Work required: Copy each line that contains the word "perimétricas".
......
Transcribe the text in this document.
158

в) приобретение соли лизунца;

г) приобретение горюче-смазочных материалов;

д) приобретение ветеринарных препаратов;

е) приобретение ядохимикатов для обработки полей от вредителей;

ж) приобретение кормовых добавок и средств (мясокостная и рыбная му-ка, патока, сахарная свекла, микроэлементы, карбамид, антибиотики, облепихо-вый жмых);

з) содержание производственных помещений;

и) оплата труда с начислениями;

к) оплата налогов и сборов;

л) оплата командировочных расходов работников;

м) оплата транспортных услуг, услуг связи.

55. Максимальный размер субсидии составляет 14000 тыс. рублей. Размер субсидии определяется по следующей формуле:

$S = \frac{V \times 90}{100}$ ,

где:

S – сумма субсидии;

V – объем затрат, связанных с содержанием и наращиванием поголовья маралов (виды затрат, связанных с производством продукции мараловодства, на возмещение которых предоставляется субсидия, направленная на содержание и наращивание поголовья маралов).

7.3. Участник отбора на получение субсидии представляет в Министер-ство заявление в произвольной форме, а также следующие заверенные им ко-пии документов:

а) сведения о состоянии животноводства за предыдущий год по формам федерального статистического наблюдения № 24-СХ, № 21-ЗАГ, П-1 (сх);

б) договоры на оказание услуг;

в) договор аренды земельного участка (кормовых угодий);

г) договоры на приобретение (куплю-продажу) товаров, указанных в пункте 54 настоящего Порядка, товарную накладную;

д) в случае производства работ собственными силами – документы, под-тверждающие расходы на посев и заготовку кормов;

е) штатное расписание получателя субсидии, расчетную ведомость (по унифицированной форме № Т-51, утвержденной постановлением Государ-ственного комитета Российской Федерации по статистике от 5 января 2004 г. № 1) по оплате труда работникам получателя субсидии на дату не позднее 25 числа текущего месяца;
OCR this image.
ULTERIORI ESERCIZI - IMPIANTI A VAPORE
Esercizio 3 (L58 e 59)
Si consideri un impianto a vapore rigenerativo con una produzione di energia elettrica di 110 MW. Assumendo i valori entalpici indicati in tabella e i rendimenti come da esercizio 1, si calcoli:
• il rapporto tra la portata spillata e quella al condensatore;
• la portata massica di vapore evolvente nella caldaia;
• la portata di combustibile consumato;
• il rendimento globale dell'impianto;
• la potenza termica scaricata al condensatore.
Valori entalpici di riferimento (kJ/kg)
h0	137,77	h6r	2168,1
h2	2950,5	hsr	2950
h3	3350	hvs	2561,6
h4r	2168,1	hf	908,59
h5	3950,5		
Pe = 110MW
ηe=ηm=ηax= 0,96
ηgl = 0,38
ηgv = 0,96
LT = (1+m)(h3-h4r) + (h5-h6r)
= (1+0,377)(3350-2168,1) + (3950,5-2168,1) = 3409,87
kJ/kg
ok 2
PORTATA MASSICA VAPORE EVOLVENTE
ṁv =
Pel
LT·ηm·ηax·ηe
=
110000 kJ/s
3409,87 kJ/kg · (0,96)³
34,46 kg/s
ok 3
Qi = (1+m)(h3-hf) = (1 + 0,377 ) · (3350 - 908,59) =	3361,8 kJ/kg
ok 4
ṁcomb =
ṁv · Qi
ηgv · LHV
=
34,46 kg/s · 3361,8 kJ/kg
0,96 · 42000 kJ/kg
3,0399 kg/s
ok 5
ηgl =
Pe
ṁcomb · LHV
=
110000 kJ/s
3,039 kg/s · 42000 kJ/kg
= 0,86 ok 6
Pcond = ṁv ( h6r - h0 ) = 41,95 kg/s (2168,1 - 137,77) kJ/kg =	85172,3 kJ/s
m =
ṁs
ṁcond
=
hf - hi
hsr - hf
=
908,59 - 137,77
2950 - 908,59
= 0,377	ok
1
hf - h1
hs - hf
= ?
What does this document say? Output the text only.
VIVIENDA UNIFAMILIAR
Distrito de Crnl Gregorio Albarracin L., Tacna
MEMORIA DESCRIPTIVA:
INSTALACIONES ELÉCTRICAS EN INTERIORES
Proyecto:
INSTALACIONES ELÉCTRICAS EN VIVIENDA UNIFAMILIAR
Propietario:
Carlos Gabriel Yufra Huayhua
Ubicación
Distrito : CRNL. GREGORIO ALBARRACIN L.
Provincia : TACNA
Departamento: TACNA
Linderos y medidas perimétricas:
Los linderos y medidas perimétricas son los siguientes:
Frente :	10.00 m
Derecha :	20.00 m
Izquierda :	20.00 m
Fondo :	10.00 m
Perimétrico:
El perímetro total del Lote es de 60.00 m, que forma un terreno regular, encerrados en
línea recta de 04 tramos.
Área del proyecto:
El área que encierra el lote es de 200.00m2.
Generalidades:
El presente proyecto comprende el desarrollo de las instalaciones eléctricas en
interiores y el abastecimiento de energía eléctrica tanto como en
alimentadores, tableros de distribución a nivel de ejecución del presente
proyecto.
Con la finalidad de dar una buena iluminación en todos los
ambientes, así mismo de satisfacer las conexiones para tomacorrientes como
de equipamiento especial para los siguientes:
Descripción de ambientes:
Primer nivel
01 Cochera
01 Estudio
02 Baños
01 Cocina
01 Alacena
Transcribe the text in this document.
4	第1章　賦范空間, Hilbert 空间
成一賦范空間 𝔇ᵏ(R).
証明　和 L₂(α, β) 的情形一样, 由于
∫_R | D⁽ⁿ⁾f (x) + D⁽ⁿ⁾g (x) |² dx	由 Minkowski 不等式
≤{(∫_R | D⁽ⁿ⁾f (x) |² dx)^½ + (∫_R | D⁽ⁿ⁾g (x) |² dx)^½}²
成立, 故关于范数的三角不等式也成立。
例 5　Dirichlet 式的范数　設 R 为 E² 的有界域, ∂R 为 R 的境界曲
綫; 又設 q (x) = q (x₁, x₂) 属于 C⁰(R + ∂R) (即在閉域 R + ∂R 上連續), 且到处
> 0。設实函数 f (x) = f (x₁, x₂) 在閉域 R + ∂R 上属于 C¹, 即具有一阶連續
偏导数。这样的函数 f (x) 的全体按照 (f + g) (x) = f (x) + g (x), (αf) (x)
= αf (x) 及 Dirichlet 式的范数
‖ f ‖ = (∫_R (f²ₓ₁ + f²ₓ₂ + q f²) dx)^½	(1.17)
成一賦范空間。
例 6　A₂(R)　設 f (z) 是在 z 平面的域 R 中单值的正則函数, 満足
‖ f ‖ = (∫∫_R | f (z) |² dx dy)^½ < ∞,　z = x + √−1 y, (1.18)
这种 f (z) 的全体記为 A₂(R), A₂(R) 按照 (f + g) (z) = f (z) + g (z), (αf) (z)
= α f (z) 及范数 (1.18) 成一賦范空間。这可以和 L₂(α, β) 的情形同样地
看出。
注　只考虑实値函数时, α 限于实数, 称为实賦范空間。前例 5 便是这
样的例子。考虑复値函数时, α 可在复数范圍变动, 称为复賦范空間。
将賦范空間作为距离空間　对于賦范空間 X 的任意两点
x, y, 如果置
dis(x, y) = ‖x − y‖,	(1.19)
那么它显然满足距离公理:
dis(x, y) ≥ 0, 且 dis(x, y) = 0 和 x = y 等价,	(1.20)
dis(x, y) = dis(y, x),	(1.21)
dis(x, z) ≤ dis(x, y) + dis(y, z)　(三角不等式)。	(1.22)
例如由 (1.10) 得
......
Expected answer:
Linderos y medidas perimétricas:
Los linderos y medidas perimétricas son los siguientes:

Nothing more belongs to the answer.